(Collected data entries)
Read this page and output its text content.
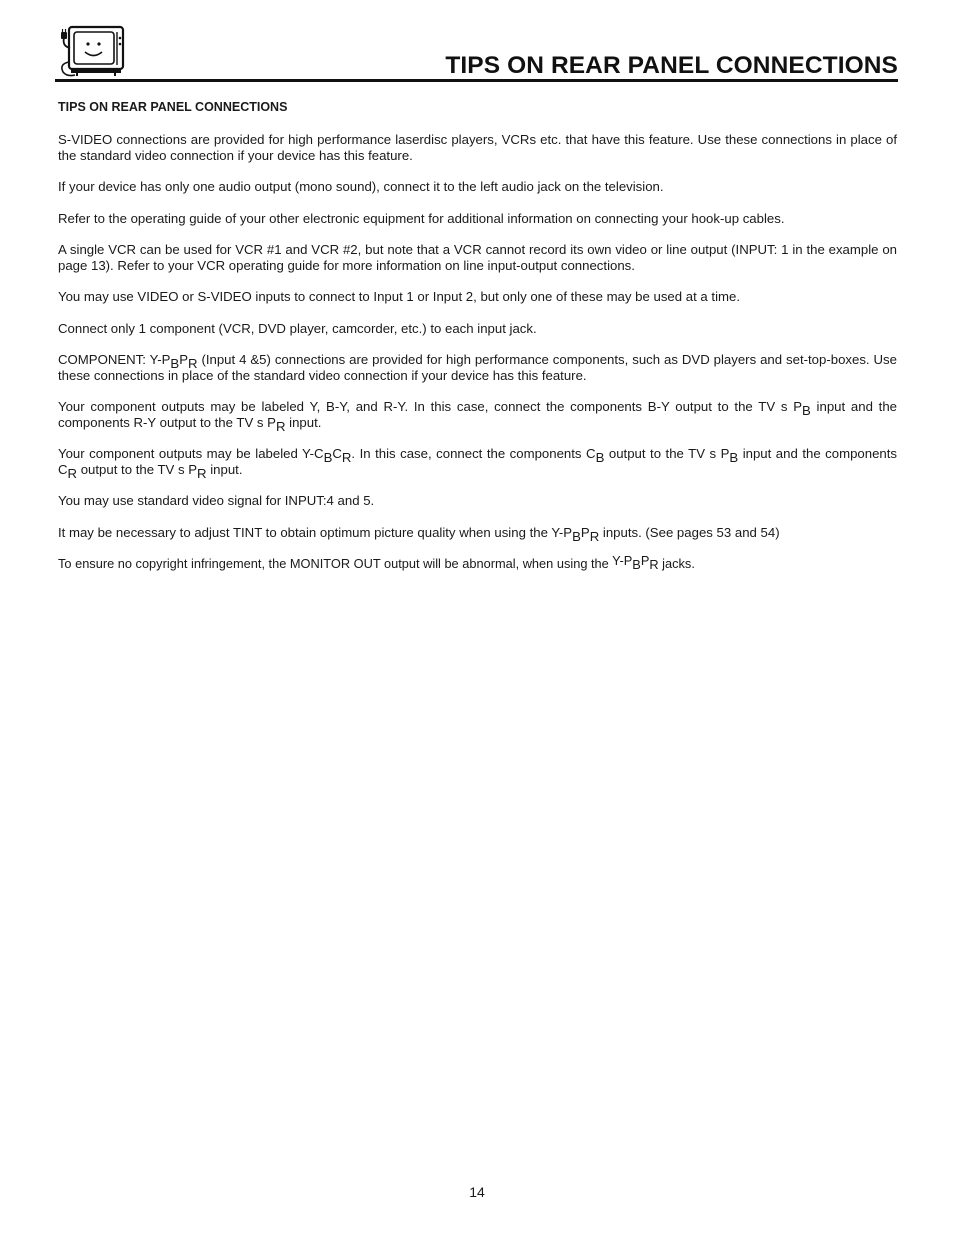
TIPS ON REAR PANEL CONNECTIONS
TIPS ON REAR PANEL CONNECTIONS

S-VIDEO connections are provided for high performance laserdisc players, VCRs etc. that have this feature. Use these connections in place of the standard video connection if your device has this feature.

If your device has only one audio output (mono sound), connect it to the left audio jack on the television.

Refer to the operating guide of your other electronic equipment for additional information on connecting your hook-up cables.

A single VCR can be used for VCR #1 and VCR #2, but note that a VCR cannot record its own video or line output (INPUT: 1 in the example on page 13). Refer to your VCR operating guide for more information on line input-output connections.

You may use VIDEO or S-VIDEO inputs to connect to Input 1 or Input 2, but only one of these may be used at a time.

Connect only 1 component (VCR, DVD player, camcorder, etc.) to each input jack.

COMPONENT: $Y-P_BP_R$ (Input 4 &5) connections are provided for high performance components, such as DVD players and set-top-boxes. Use these connections in place of the standard video connection if your device has this feature.

Your component outputs may be labeled Y, B-Y, and R-Y. In this case, connect the components B-Y output to the TV s $P_B$ input and the components R-Y output to the TV s $P_R$ input.

Your component outputs may be labeled $Y-C_BC_R$. In this case, connect the components $C_B$ output to the TV s $P_B$ input and the components $C_R$ output to the TV s $P_R$ input.

You may use standard video signal for INPUT:4 and 5.

It may be necessary to adjust TINT to obtain optimum picture quality when using the $Y-P_BP_R$ inputs. (See pages 53 and 54)

To ensure no copyright infringement, the MONITOR OUT output will be abnormal, when using the $Y-P_BP_R$ jacks.

14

# Task:
Collect every line above that contains the word "using".

# Output below:
It may be necessary to adjust TINT to obtain optimum picture quality when using the $Y-P_BP_R$ inputs. (See pages 53 and 54)
To ensure no copyright infringement, the MONITOR OUT output will be abnormal, when using the $Y-P_BP_R$ jacks.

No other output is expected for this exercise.